>>>

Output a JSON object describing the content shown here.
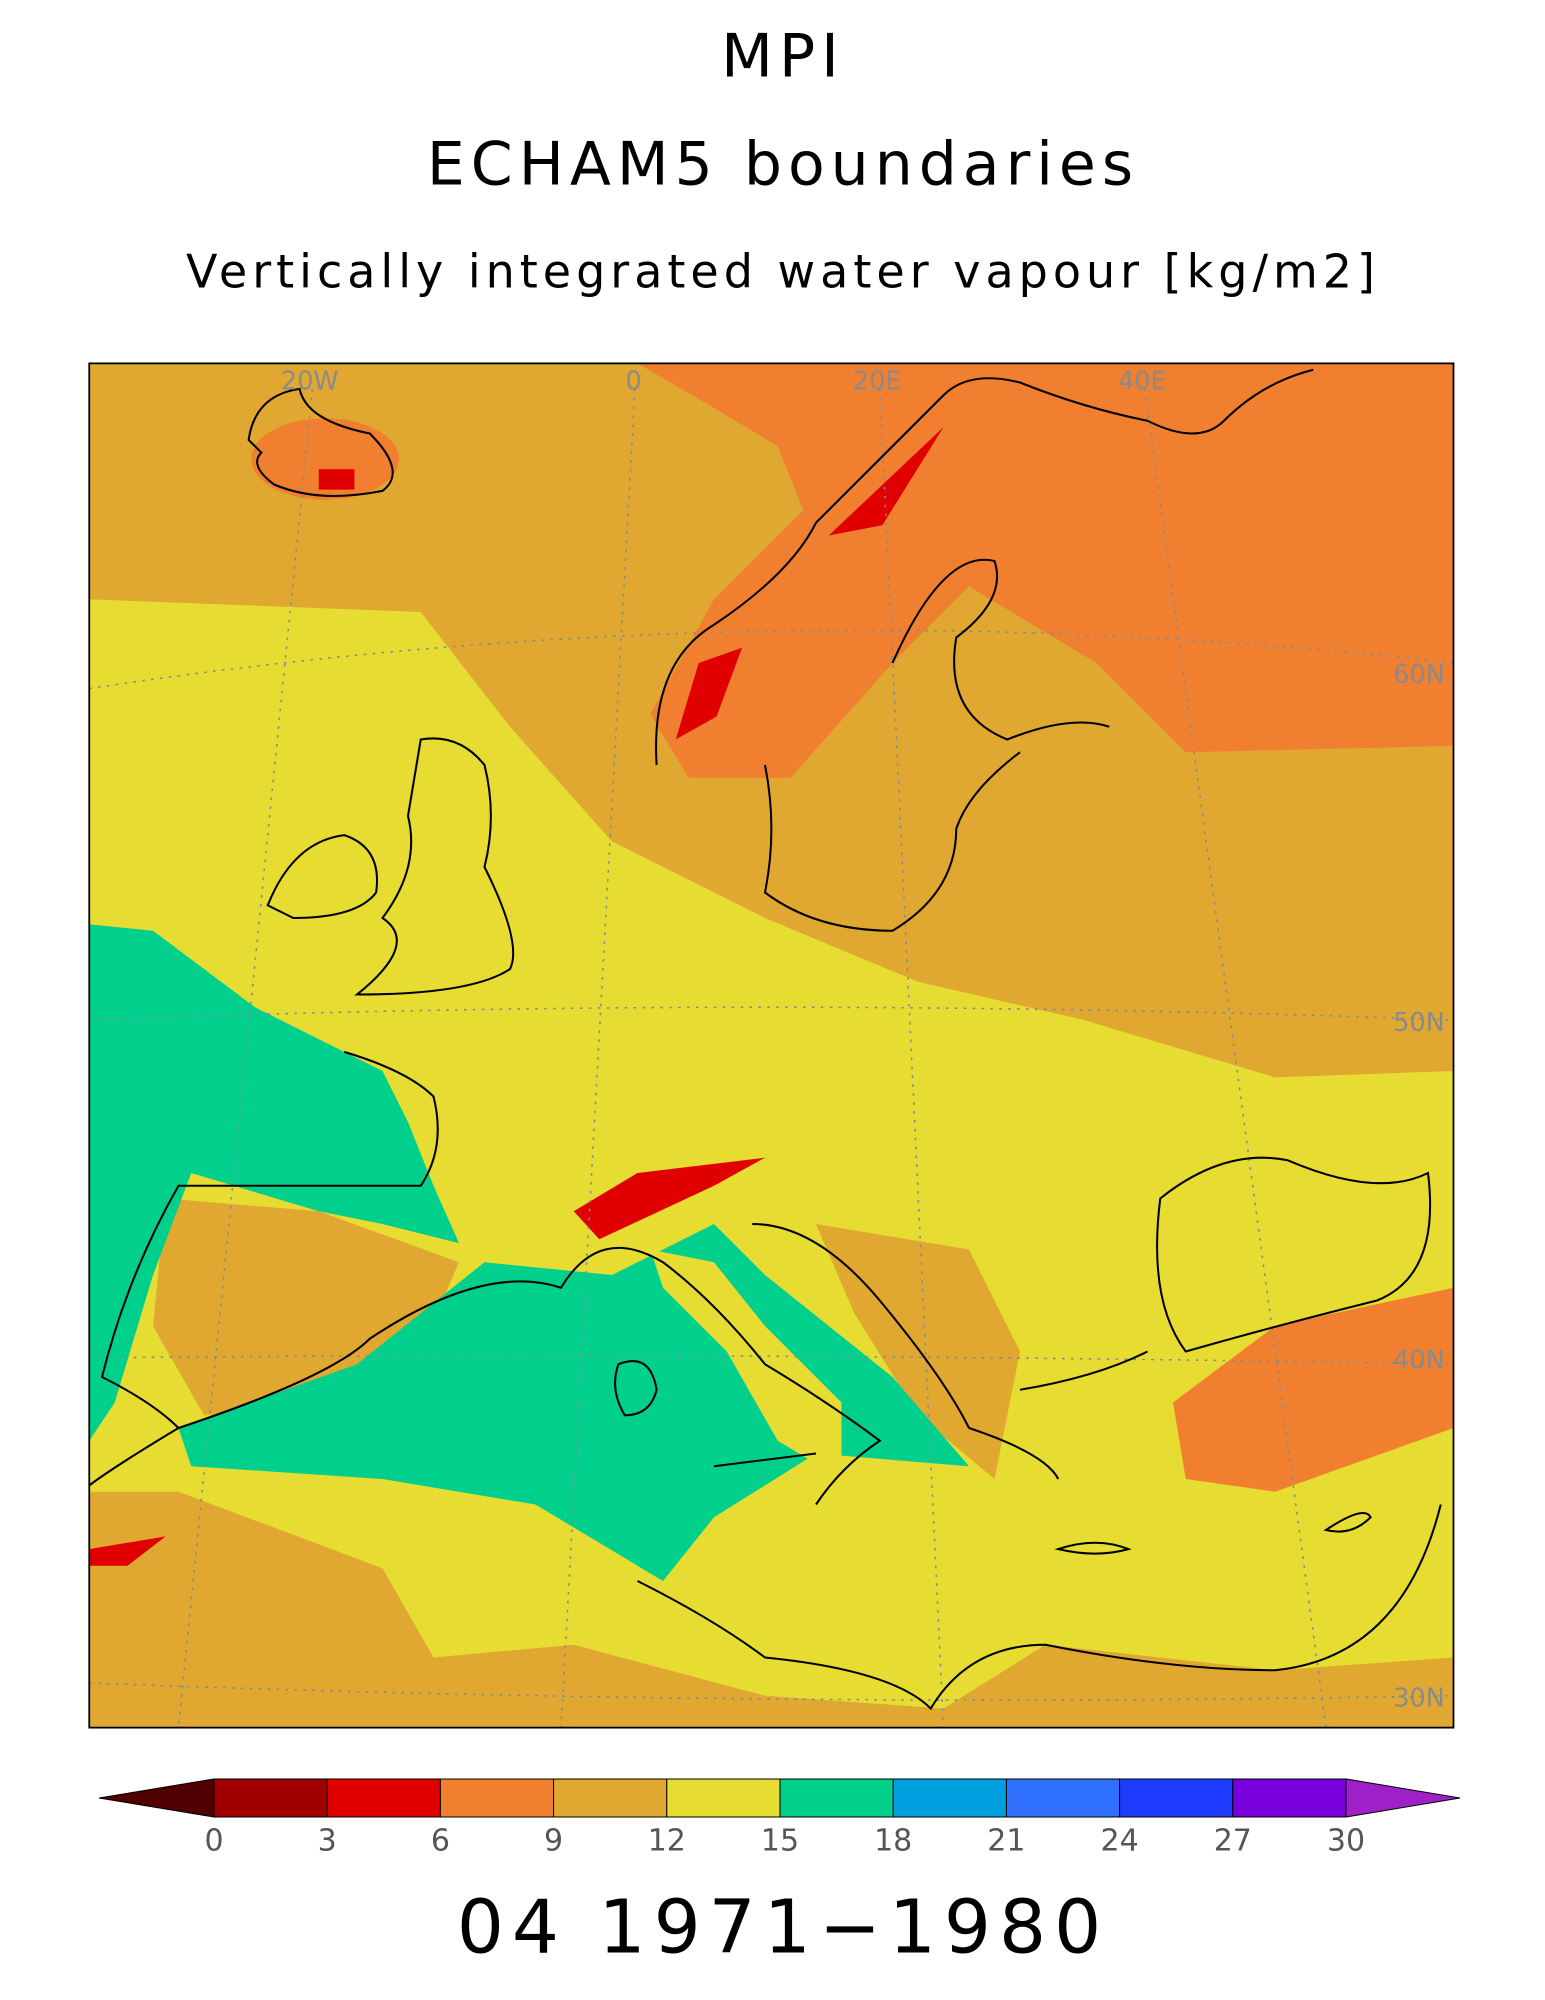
{
  "header": {
    "title": "MPI",
    "subtitle": "ECHAM5 boundaries",
    "variable": "Vertically integrated water vapour [kg/m2]"
  },
  "map": {
    "lon_labels": [
      "20W",
      "0",
      "20E",
      "40E"
    ],
    "lat_labels": [
      "60N",
      "50N",
      "40N",
      "30N"
    ]
  },
  "colorbar": {
    "ticks": [
      0,
      3,
      6,
      9,
      12,
      15,
      18,
      21,
      24,
      27,
      30
    ],
    "colors": [
      "#a00000",
      "#e00000",
      "#f08030",
      "#e0a830",
      "#e6dc32",
      "#00d08c",
      "#00a0e0",
      "#3070ff",
      "#1e3cff",
      "#7800dc"
    ],
    "under_color": "#500000",
    "over_color": "#a020c8"
  },
  "footer": "04 1971−1980"
}
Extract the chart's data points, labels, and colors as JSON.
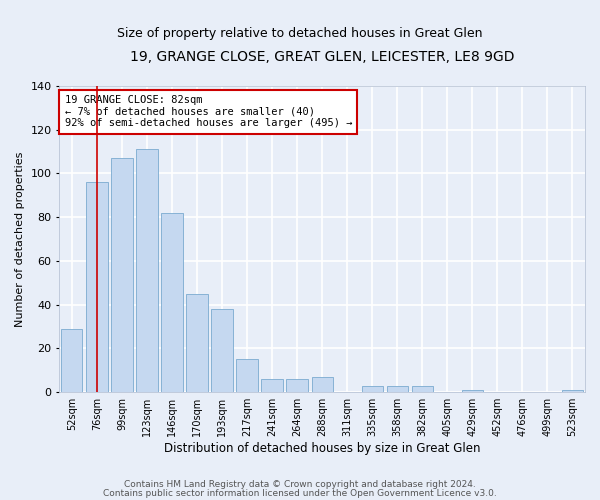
{
  "title1": "19, GRANGE CLOSE, GREAT GLEN, LEICESTER, LE8 9GD",
  "title2": "Size of property relative to detached houses in Great Glen",
  "xlabel": "Distribution of detached houses by size in Great Glen",
  "ylabel": "Number of detached properties",
  "categories": [
    "52sqm",
    "76sqm",
    "99sqm",
    "123sqm",
    "146sqm",
    "170sqm",
    "193sqm",
    "217sqm",
    "241sqm",
    "264sqm",
    "288sqm",
    "311sqm",
    "335sqm",
    "358sqm",
    "382sqm",
    "405sqm",
    "429sqm",
    "452sqm",
    "476sqm",
    "499sqm",
    "523sqm"
  ],
  "values": [
    29,
    96,
    107,
    111,
    82,
    45,
    38,
    15,
    6,
    6,
    7,
    0,
    3,
    3,
    3,
    0,
    1,
    0,
    0,
    0,
    1
  ],
  "bar_color": "#c5d8f0",
  "bar_edge_color": "#7aaad0",
  "vline_x": 1,
  "vline_color": "#cc0000",
  "ylim": [
    0,
    140
  ],
  "yticks": [
    0,
    20,
    40,
    60,
    80,
    100,
    120,
    140
  ],
  "annotation_text": "19 GRANGE CLOSE: 82sqm\n← 7% of detached houses are smaller (40)\n92% of semi-detached houses are larger (495) →",
  "annotation_box_color": "#ffffff",
  "annotation_box_edge": "#cc0000",
  "footer1": "Contains HM Land Registry data © Crown copyright and database right 2024.",
  "footer2": "Contains public sector information licensed under the Open Government Licence v3.0.",
  "background_color": "#e8eef8",
  "plot_bg_color": "#e8eef8",
  "grid_color": "#ffffff",
  "title1_fontsize": 10,
  "title2_fontsize": 9,
  "footer_fontsize": 6.5,
  "xlabel_fontsize": 8.5,
  "ylabel_fontsize": 8,
  "annotation_fontsize": 7.5
}
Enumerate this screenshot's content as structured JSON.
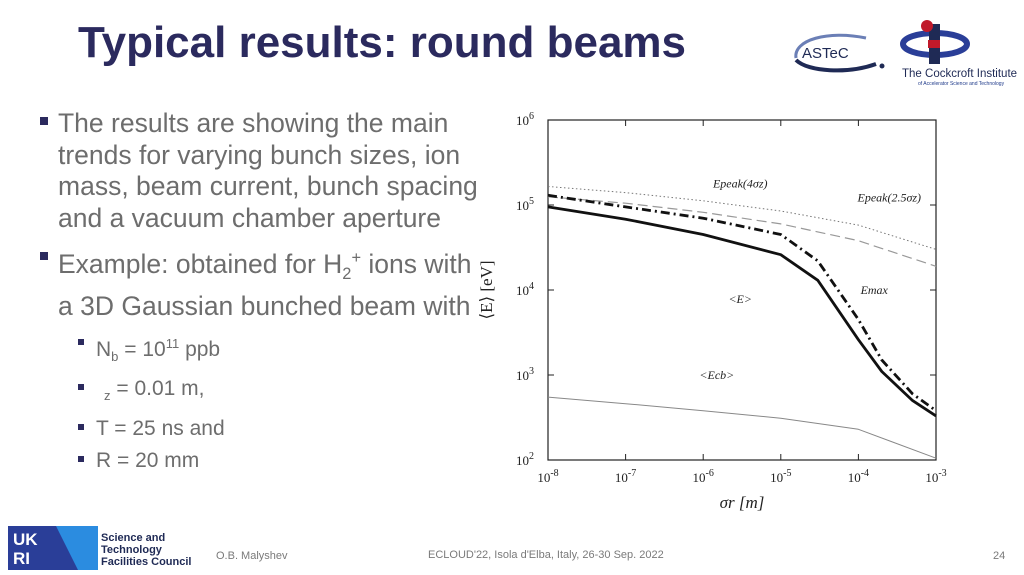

<<<

Exercise = Omit every picture, then reproduce the rest of the listing exactly.

The answer =
Output a JSON object describing the content shown here.
{
  "header": {
    "title": "MPI",
    "subtitle": "ECHAM5 boundaries",
    "variable": "Vertically integrated water vapour [kg/m2]"
  },
  "map": {
    "lon_labels": [
      "20W",
      "0",
      "20E",
      "40E"
    ],
    "lat_labels": [
      "60N",
      "50N",
      "40N",
      "30N"
    ]
  },
  "colorbar": {
    "ticks": [
      0,
      3,
      6,
      9,
      12,
      15,
      18,
      21,
      24,
      27,
      30
    ],
    "colors": [
      "#a00000",
      "#e00000",
      "#f08030",
      "#e0a830",
      "#e6dc32",
      "#00d08c",
      "#00a0e0",
      "#3070ff",
      "#1e3cff",
      "#7800dc"
    ],
    "under_color": "#500000",
    "over_color": "#a020c8"
  },
  "footer": "04 1971−1980"
}
Extract the chart's data points, labels, and colors as JSON.
{
  "title1": "19, GRANGE CLOSE, GREAT GLEN, LEICESTER, LE8 9GD",
  "title2": "Size of property relative to detached houses in Great Glen",
  "xlabel": "Distribution of detached houses by size in Great Glen",
  "ylabel": "Number of detached properties",
  "categories": [
    "52sqm",
    "76sqm",
    "99sqm",
    "123sqm",
    "146sqm",
    "170sqm",
    "193sqm",
    "217sqm",
    "241sqm",
    "264sqm",
    "288sqm",
    "311sqm",
    "335sqm",
    "358sqm",
    "382sqm",
    "405sqm",
    "429sqm",
    "452sqm",
    "476sqm",
    "499sqm",
    "523sqm"
  ],
  "values": [
    29,
    96,
    107,
    111,
    82,
    45,
    38,
    15,
    6,
    6,
    7,
    0,
    3,
    3,
    3,
    0,
    1,
    0,
    0,
    0,
    1
  ],
  "bar_color": "#c5d8f0",
  "bar_edge_color": "#7aaad0",
  "vline_x": 1,
  "vline_color": "#cc0000",
  "ylim": [
    0,
    140
  ],
  "yticks": [
    0,
    20,
    40,
    60,
    80,
    100,
    120,
    140
  ],
  "annotation_text": "19 GRANGE CLOSE: 82sqm\n← 7% of detached houses are smaller (40)\n92% of semi-detached houses are larger (495) →",
  "annotation_box_color": "#ffffff",
  "annotation_box_edge": "#cc0000",
  "footer1": "Contains HM Land Registry data © Crown copyright and database right 2024.",
  "footer2": "Contains public sector information licensed under the Open Government Licence v3.0.",
  "background_color": "#e8eef8",
  "plot_bg_color": "#e8eef8",
  "grid_color": "#ffffff",
  "title1_fontsize": 10,
  "title2_fontsize": 9,
  "footer_fontsize": 6.5,
  "xlabel_fontsize": 8.5,
  "ylabel_fontsize": 8,
  "annotation_fontsize": 7.5
}
Enumerate this screenshot's content as structured JSON.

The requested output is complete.